• [Stated task]:
Your task is to restate the data word for word.

* start *

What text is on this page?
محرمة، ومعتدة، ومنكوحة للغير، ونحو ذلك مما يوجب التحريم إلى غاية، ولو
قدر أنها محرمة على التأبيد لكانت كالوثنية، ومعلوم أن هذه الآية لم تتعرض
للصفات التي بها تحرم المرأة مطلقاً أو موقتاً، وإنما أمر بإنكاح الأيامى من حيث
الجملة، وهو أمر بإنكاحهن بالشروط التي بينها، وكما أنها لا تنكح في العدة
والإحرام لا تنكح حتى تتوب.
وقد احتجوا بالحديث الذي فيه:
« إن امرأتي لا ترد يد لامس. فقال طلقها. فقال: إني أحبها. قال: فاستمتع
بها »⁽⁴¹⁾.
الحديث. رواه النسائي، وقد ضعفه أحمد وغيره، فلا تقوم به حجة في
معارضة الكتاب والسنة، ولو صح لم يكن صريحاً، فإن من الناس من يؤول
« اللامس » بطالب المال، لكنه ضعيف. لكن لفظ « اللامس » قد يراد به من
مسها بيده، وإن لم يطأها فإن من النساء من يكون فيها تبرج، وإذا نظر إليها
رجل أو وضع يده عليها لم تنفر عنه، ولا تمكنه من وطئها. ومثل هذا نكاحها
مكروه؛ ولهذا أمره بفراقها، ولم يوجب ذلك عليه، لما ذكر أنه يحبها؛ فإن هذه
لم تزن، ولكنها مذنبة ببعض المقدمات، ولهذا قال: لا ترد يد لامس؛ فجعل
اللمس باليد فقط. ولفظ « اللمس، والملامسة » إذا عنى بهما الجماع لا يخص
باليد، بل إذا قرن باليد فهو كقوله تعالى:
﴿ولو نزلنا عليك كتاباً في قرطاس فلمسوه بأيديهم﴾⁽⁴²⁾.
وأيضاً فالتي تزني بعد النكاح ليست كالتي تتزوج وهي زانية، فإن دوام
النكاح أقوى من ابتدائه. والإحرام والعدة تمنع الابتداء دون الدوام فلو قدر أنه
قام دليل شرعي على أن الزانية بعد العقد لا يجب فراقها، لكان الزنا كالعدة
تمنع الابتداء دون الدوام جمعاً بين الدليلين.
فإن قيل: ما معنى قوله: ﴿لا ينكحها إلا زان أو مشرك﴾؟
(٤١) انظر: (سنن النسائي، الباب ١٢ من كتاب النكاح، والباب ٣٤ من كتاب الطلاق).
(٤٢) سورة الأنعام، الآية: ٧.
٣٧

* end *

• [Final result]:
What text is on this page?
محرمة، ومعتدة، ومنكوحة للغير، ونحو ذلك مما يوجب التحريم إلى غاية، ولو
قدر أنها محرمة على التأبيد لكانت كالوثنية، ومعلوم أن هذه الآية لم تتعرض
للصفات التي بها تحرم المرأة مطلقاً أو موقتاً، وإنما أمر بإنكاح الأيامى من حيث
الجملة، وهو أمر بإنكاحهن بالشروط التي بينها، وكما أنها لا تنكح في العدة
والإحرام لا تنكح حتى تتوب.
وقد احتجوا بالحديث الذي فيه:
« إن امرأتي لا ترد يد لامس. فقال طلقها. فقال: إني أحبها. قال: فاستمتع
بها »⁽⁴¹⁾.
الحديث. رواه النسائي، وقد ضعفه أحمد وغيره، فلا تقوم به حجة في
معارضة الكتاب والسنة، ولو صح لم يكن صريحاً، فإن من الناس من يؤول
« اللامس » بطالب المال، لكنه ضعيف. لكن لفظ « اللامس » قد يراد به من
مسها بيده، وإن لم يطأها فإن من النساء من يكون فيها تبرج، وإذا نظر إليها
رجل أو وضع يده عليها لم تنفر عنه، ولا تمكنه من وطئها. ومثل هذا نكاحها
مكروه؛ ولهذا أمره بفراقها، ولم يوجب ذلك عليه، لما ذكر أنه يحبها؛ فإن هذه
لم تزن، ولكنها مذنبة ببعض المقدمات، ولهذا قال: لا ترد يد لامس؛ فجعل
اللمس باليد فقط. ولفظ « اللمس، والملامسة » إذا عنى بهما الجماع لا يخص
باليد، بل إذا قرن باليد فهو كقوله تعالى:
﴿ولو نزلنا عليك كتاباً في قرطاس فلمسوه بأيديهم﴾⁽⁴²⁾.
وأيضاً فالتي تزني بعد النكاح ليست كالتي تتزوج وهي زانية، فإن دوام
النكاح أقوى من ابتدائه. والإحرام والعدة تمنع الابتداء دون الدوام فلو قدر أنه
قام دليل شرعي على أن الزانية بعد العقد لا يجب فراقها، لكان الزنا كالعدة
تمنع الابتداء دون الدوام جمعاً بين الدليلين.
فإن قيل: ما معنى قوله: ﴿لا ينكحها إلا زان أو مشرك﴾؟
(٤١) انظر: (سنن النسائي، الباب ١٢ من كتاب النكاح، والباب ٣٤ من كتاب الطلاق).
(٤٢) سورة الأنعام، الآية: ٧.
٣٧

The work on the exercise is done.